#### GIVEN REQUEST:
Of the lines in the entries below, state how many hold the word "this". Say nothing else.

#### Data tied to figure images:
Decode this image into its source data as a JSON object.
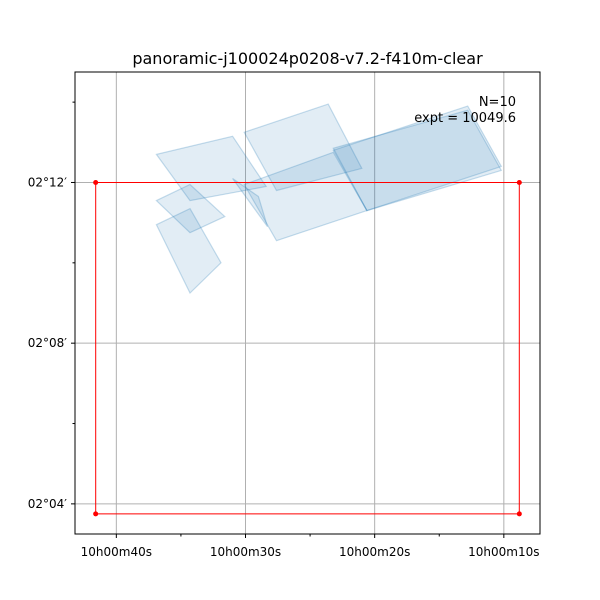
{
  "chart_data": {
    "type": "scatter",
    "title": "panoramic-j100024p0208-v7.2-f410m-clear",
    "annotation_lines": [
      "N=10",
      "expt = 10049.6"
    ],
    "x_axis": {
      "unit": "RA (seconds of 10h00m)",
      "range": [
        43.2,
        7.2
      ],
      "ticks": [
        {
          "value": 40,
          "label": "10h00m40s"
        },
        {
          "value": 30,
          "label": "10h00m30s"
        },
        {
          "value": 20,
          "label": "10h00m20s"
        },
        {
          "value": 10,
          "label": "10h00m10s"
        }
      ],
      "minor_ticks": [
        35,
        25,
        15
      ]
    },
    "y_axis": {
      "unit": "Dec (arcmin of +02°)",
      "range": [
        3.25,
        14.75
      ],
      "ticks": [
        {
          "value": 4,
          "label": "02°04′"
        },
        {
          "value": 8,
          "label": "02°08′"
        },
        {
          "value": 12,
          "label": "02°12′"
        }
      ],
      "minor_ticks": [
        6,
        10,
        14
      ]
    },
    "grid": true,
    "footprints": [
      [
        [
          36.9,
          11.55
        ],
        [
          34.3,
          10.75
        ],
        [
          31.6,
          11.15
        ],
        [
          34.3,
          11.95
        ]
      ],
      [
        [
          34.3,
          11.35
        ],
        [
          31.9,
          10.0
        ],
        [
          34.3,
          9.25
        ],
        [
          36.9,
          10.95
        ]
      ],
      [
        [
          31.0,
          12.1
        ],
        [
          28.3,
          10.9
        ],
        [
          29.0,
          11.65
        ]
      ],
      [
        [
          36.9,
          12.7
        ],
        [
          34.3,
          11.55
        ],
        [
          28.4,
          11.9
        ],
        [
          31.0,
          13.15
        ]
      ],
      [
        [
          30.1,
          13.25
        ],
        [
          27.6,
          11.8
        ],
        [
          21.0,
          12.35
        ],
        [
          23.6,
          13.95
        ]
      ],
      [
        [
          30.1,
          11.95
        ],
        [
          27.6,
          10.55
        ],
        [
          20.6,
          11.3
        ],
        [
          23.2,
          12.75
        ]
      ],
      [
        [
          23.2,
          12.85
        ],
        [
          20.6,
          11.3
        ],
        [
          10.2,
          12.3
        ],
        [
          12.8,
          13.8
        ]
      ],
      [
        [
          23.2,
          12.8
        ],
        [
          20.6,
          11.3
        ],
        [
          10.2,
          12.4
        ],
        [
          12.8,
          13.9
        ]
      ]
    ],
    "outline": [
      [
        41.6,
        12.0
      ],
      [
        8.8,
        12.0
      ],
      [
        8.8,
        3.75
      ],
      [
        41.6,
        3.75
      ]
    ]
  }
}
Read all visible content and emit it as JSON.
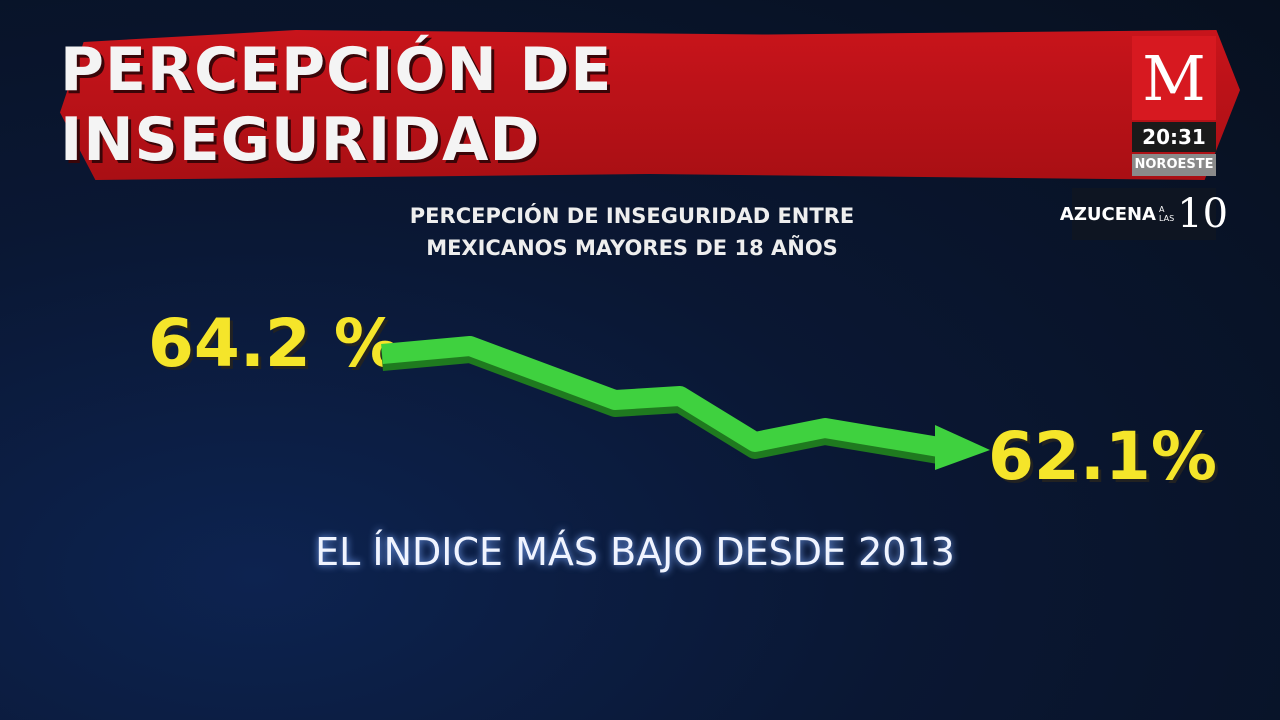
{
  "header": {
    "title": "PERCEPCIÓN DE INSEGURIDAD"
  },
  "subtitle": {
    "line1": "PERCEPCIÓN DE INSEGURIDAD ENTRE",
    "line2": "MEXICANOS MAYORES DE 18 AÑOS"
  },
  "start_value": "64.2 %",
  "end_value": "62.1%",
  "caption": "EL ÍNDICE MÁS BAJO DESDE 2013",
  "channel": {
    "logo": "M",
    "time": "20:31",
    "region": "NOROESTE"
  },
  "program": {
    "name": "AZUCENA",
    "small": "A LAS",
    "number": "10"
  }
}
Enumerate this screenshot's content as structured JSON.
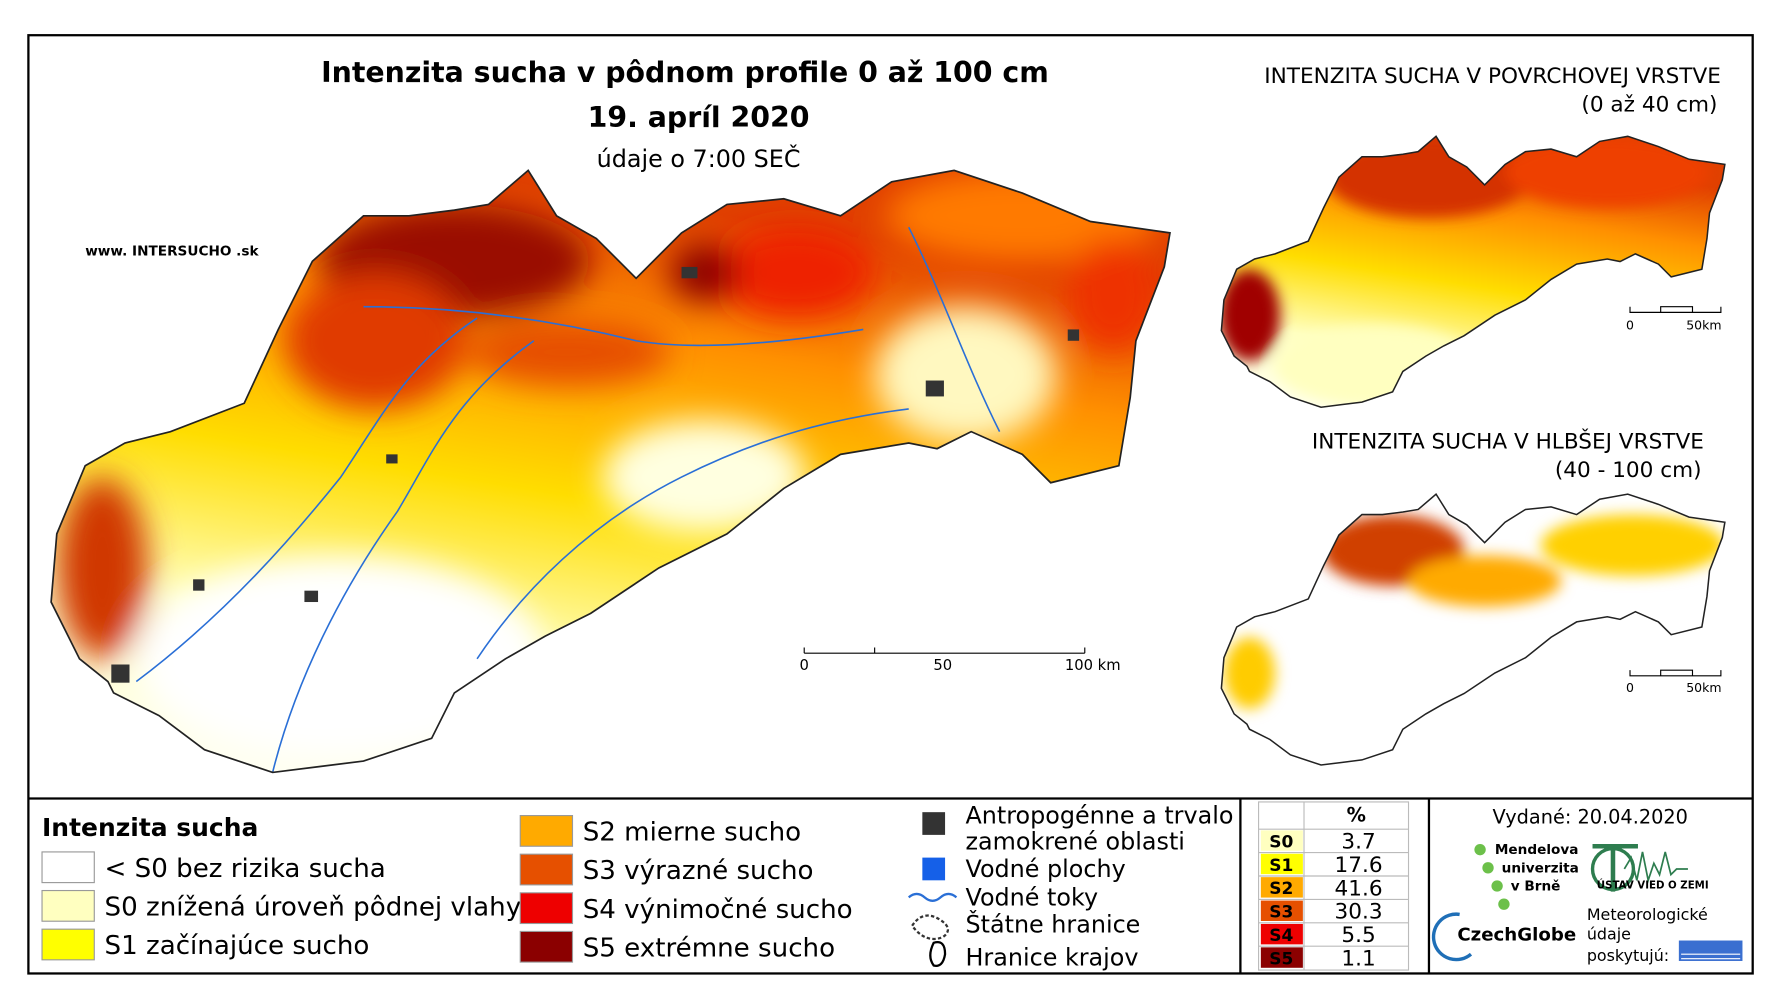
{
  "header": {
    "title": "Intenzita sucha v pôdnom profile 0 až 100 cm",
    "date": "19. apríl 2020",
    "time_note": "údaje o 7:00 SEČ",
    "website": "www. INTERSUCHO .sk"
  },
  "main_map": {
    "scale_labels": [
      "0",
      "50",
      "100 km"
    ]
  },
  "inset_top": {
    "title": "INTENZITA SUCHA V POVRCHOVEJ VRSTVE",
    "subtitle": "(0 až 40 cm)",
    "scale_labels": [
      "0",
      "50km"
    ]
  },
  "inset_bottom": {
    "title": "INTENZITA SUCHA V HLBŠEJ VRSTVE",
    "subtitle": "(40 - 100 cm)",
    "scale_labels": [
      "0",
      "50km"
    ]
  },
  "legend": {
    "title": "Intenzita sucha",
    "classes": [
      {
        "label": "< S0 bez rizika sucha",
        "color": "#ffffff"
      },
      {
        "label": "S0 znížená úroveň pôdnej vlahy",
        "color": "#ffffc0"
      },
      {
        "label": "S1 začínajúce sucho",
        "color": "#ffff00"
      },
      {
        "label": "S2 mierne sucho",
        "color": "#ffaa00"
      },
      {
        "label": "S3 výrazné sucho",
        "color": "#e65000"
      },
      {
        "label": "S4 výnimočné sucho",
        "color": "#ee0000"
      },
      {
        "label": "S5 extrémne sucho",
        "color": "#8b0000"
      }
    ],
    "other": {
      "anthropogenic": [
        "Antropogénne a trvalo",
        "zamokrené oblasti"
      ],
      "water_bodies": "Vodné plochy",
      "rivers": "Vodné toky",
      "state_border": "Štátne hranice",
      "region_border": "Hranice krajov"
    }
  },
  "stats": {
    "header": "%",
    "rows": [
      {
        "code": "S0",
        "value": 3.7,
        "color": "#ffffc0"
      },
      {
        "code": "S1",
        "value": 17.6,
        "color": "#ffff00"
      },
      {
        "code": "S2",
        "value": 41.6,
        "color": "#ffaa00"
      },
      {
        "code": "S3",
        "value": 30.3,
        "color": "#e65000"
      },
      {
        "code": "S4",
        "value": 5.5,
        "color": "#ee0000"
      },
      {
        "code": "S5",
        "value": 1.1,
        "color": "#8b0000"
      }
    ]
  },
  "footer": {
    "issued": "Vydané: 20.04.2020",
    "mendel": [
      "Mendelova",
      "univerzita",
      "v Brně"
    ],
    "uvz": "ÚSTAV VIED O ZEMI",
    "czechglobe": "CzechGlobe",
    "provided": [
      "Meteorologické",
      "údaje",
      "poskytujú:"
    ]
  }
}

#### SOLUTION TO THE EXERCISE:
2